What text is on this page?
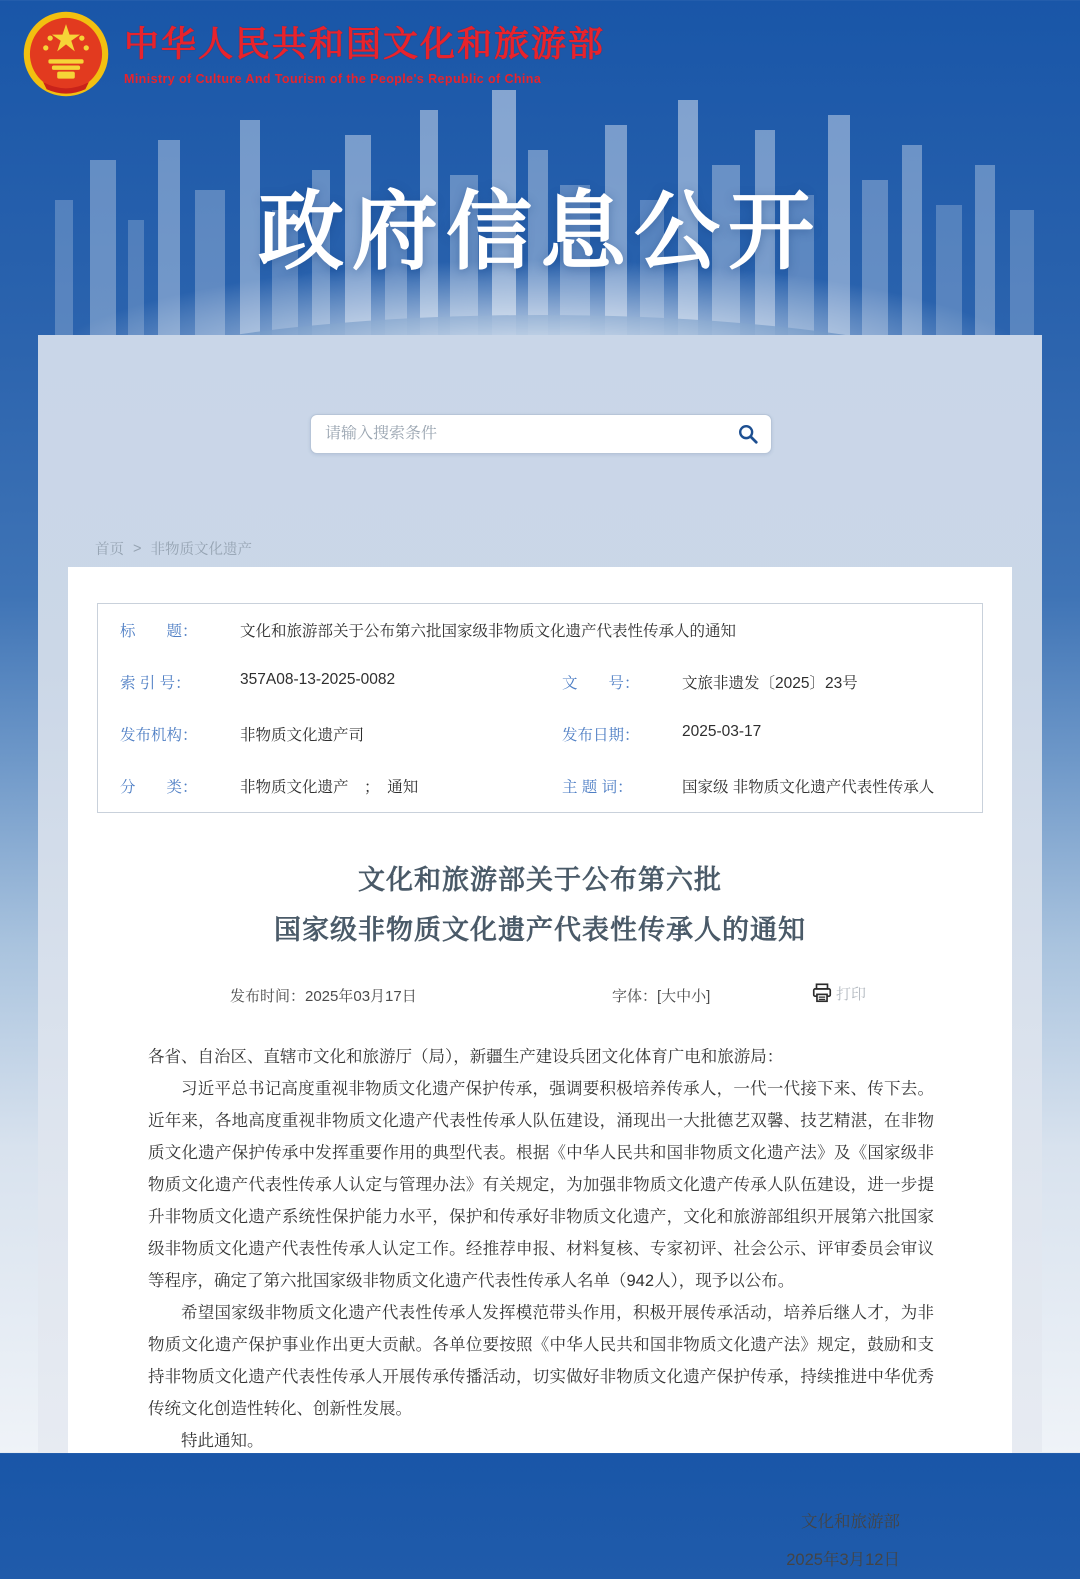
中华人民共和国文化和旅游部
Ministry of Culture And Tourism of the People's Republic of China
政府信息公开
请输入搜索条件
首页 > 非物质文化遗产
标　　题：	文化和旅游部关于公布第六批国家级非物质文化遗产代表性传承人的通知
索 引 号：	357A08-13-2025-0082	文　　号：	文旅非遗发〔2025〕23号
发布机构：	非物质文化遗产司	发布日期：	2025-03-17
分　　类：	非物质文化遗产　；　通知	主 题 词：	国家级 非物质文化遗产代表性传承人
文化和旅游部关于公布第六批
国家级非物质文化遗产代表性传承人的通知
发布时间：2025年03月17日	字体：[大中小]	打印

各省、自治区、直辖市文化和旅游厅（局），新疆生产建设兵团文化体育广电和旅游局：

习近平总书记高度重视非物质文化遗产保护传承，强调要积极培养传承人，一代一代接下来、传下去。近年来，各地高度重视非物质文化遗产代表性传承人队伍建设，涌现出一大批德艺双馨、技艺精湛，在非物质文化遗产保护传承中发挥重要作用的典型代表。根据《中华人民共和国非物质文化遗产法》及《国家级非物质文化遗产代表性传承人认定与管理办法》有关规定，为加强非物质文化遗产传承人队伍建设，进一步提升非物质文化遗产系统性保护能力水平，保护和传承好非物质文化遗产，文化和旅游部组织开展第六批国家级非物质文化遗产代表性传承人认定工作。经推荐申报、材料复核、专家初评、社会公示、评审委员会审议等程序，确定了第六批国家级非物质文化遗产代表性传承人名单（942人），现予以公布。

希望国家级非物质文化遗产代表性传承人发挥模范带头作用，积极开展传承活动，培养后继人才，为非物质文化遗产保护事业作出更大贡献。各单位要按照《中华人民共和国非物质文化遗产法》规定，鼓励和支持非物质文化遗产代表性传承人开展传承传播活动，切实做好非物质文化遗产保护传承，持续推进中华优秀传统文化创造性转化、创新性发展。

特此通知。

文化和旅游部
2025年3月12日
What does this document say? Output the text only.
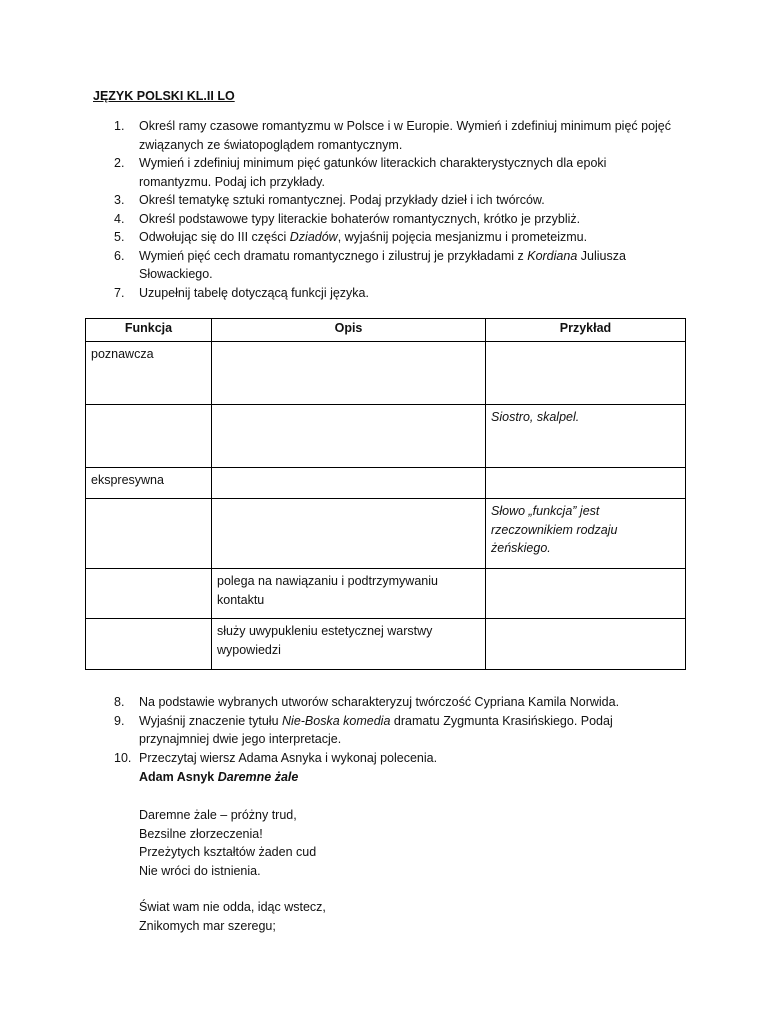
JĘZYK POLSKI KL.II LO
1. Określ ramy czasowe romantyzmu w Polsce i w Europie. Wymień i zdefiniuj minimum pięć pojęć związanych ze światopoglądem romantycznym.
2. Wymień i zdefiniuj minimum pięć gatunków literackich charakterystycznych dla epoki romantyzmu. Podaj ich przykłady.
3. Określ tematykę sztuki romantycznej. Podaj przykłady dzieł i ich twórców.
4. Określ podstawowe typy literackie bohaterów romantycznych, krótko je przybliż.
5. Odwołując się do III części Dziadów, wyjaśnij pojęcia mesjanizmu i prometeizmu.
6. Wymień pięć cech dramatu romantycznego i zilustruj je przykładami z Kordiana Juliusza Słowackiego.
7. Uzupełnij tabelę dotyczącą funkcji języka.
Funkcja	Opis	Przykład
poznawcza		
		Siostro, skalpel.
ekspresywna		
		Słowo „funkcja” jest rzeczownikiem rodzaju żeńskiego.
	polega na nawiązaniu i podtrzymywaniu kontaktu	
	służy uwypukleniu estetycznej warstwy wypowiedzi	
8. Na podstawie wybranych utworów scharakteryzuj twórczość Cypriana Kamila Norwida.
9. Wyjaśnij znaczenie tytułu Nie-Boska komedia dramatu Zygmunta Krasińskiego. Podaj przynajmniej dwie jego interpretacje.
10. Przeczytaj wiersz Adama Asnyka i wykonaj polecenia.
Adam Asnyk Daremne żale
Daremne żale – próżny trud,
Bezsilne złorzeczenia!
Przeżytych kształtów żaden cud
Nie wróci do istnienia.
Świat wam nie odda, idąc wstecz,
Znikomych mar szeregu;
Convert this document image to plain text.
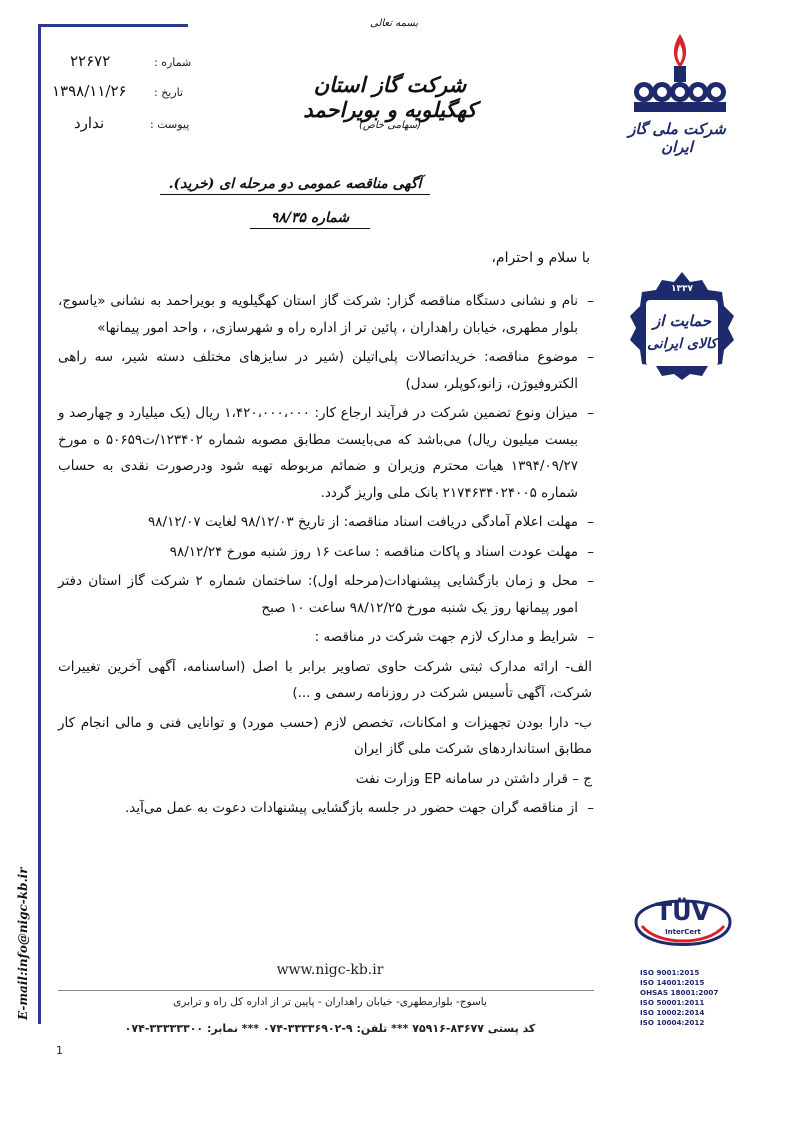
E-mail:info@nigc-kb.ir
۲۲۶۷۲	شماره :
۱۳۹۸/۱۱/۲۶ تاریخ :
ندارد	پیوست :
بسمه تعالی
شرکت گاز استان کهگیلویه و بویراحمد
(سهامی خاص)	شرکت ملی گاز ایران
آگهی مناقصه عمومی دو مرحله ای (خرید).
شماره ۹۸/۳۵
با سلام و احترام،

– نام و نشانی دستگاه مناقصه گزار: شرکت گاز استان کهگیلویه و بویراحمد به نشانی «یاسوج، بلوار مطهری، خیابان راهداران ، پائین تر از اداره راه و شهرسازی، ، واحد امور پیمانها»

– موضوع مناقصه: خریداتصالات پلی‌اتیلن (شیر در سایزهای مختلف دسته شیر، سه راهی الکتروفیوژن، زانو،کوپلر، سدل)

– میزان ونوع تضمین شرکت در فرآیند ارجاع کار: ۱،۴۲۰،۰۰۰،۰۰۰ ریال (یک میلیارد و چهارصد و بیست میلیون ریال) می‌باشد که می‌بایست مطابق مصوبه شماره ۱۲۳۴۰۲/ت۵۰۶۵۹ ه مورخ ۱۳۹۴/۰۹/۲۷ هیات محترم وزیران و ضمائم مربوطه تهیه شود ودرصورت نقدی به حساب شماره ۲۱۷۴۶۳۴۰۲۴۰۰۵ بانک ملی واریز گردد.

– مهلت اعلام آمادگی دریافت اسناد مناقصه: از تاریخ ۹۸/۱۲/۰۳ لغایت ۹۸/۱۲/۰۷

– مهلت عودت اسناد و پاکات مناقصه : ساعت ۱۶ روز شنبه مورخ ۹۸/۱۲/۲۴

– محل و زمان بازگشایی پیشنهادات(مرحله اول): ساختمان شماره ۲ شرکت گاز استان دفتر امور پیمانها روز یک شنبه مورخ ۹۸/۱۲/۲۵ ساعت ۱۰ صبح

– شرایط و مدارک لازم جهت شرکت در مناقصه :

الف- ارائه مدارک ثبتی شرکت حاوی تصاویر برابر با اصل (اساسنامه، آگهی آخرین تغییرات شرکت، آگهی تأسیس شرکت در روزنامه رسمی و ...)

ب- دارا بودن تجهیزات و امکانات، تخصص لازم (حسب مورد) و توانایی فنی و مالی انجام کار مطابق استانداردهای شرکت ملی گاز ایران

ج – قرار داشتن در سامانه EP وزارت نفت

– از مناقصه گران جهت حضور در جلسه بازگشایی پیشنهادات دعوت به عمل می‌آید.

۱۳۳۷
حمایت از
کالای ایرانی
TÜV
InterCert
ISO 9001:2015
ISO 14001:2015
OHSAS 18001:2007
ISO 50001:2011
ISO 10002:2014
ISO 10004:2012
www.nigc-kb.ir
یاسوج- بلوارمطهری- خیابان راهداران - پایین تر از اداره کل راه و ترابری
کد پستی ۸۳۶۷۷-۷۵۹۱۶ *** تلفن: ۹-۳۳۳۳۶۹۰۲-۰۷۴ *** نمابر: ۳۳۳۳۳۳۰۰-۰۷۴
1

▶ [Aim of the exercise] Where a line of the material above holds the string "مورخ", copy that line.

▶ [Answer]
– میزان ونوع تضمین شرکت در فرآیند ارجاع کار: ۱،۴۲۰،۰۰۰،۰۰۰ ریال (یک میلیارد و چهارصد و بیست میلیون ریال) می‌باشد که می‌بایست مطابق مصوبه شماره ۱۲۳۴۰۲/ت۵۰۶۵۹ ه مورخ ۱۳۹۴/۰۹/۲۷ هیات محترم وزیران و ضمائم مربوطه تهیه شود ودرصورت نقدی به حساب شماره ۲۱۷۴۶۳۴۰۲۴۰۰۵ بانک ملی واریز گردد.
– مهلت عودت اسناد و پاکات مناقصه : ساعت ۱۶ روز شنبه مورخ ۹۸/۱۲/۲۴
– محل و زمان بازگشایی پیشنهادات(مرحله اول): ساختمان شماره ۲ شرکت گاز استان دفتر امور پیمانها روز یک شنبه مورخ ۹۸/۱۲/۲۵ ساعت ۱۰ صبح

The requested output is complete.